## [WHAT YOU NEED TO DO]
Copy every line of the entries below word for word, leaving out the pictures.

## [DATA ENTRIES]
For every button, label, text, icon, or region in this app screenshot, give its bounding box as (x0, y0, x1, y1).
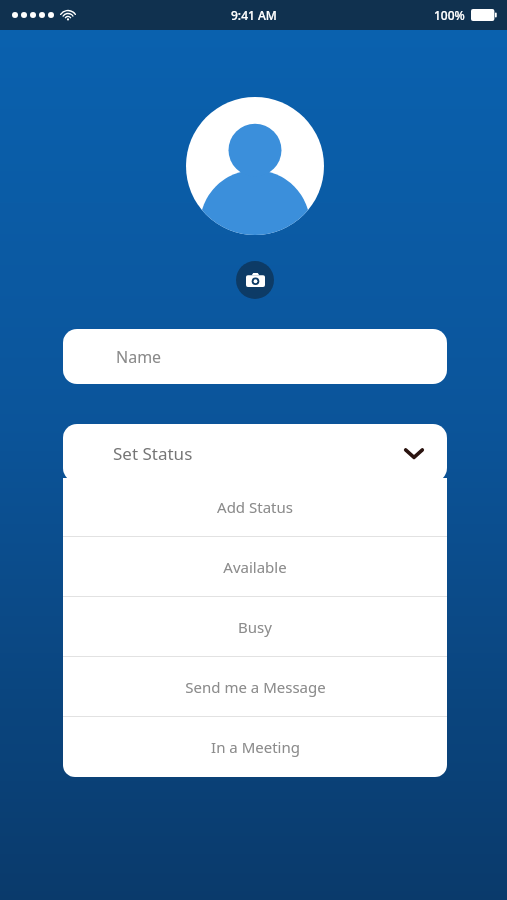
staticText: In a Meeting (211, 737, 300, 757)
button[interactable]: In a Meeting (63, 717, 447, 776)
staticText: Available (223, 557, 287, 577)
button[interactable]: Add Status (63, 478, 447, 536)
staticText: 9:41 AM (231, 7, 277, 23)
staticText: Send me a Message (185, 677, 326, 697)
button[interactable]: Set Status (63, 424, 447, 482)
staticText: Name (116, 346, 162, 368)
staticText: Set Status (113, 442, 193, 465)
button[interactable]: Name (63, 329, 447, 384)
staticText: Busy (238, 617, 272, 637)
button[interactable]: Send me a Message (63, 657, 447, 716)
button[interactable]: Available (63, 537, 447, 596)
button[interactable]: Change photo (236, 261, 274, 299)
button[interactable]: Profile photo (186, 97, 324, 235)
button[interactable]: Busy (63, 597, 447, 656)
staticText: 100% (434, 7, 465, 23)
staticText: Add Status (217, 497, 293, 517)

## [SOLUTION FOR THIS EXERCISE]
For every button, label, text, icon, or region in this app screenshot, give its bounding box as (x0, y0, x1, y1).
staticText: In a Meeting (211, 737, 300, 757)
button[interactable]: In a Meeting (63, 717, 447, 776)
staticText: Available (223, 557, 287, 577)
button[interactable]: Add Status (63, 478, 447, 536)
staticText: 9:41 AM (231, 7, 277, 23)
staticText: Send me a Message (185, 677, 326, 697)
button[interactable]: Set Status (63, 424, 447, 482)
staticText: Name (116, 346, 162, 368)
staticText: Set Status (113, 442, 193, 465)
button[interactable]: Name (63, 329, 447, 384)
staticText: Busy (238, 617, 272, 637)
button[interactable]: Send me a Message (63, 657, 447, 716)
button[interactable]: Available (63, 537, 447, 596)
button[interactable]: Change photo (236, 261, 274, 299)
button[interactable]: Profile photo (186, 97, 324, 235)
button[interactable]: Busy (63, 597, 447, 656)
staticText: 100% (434, 7, 465, 23)
staticText: Add Status (217, 497, 293, 517)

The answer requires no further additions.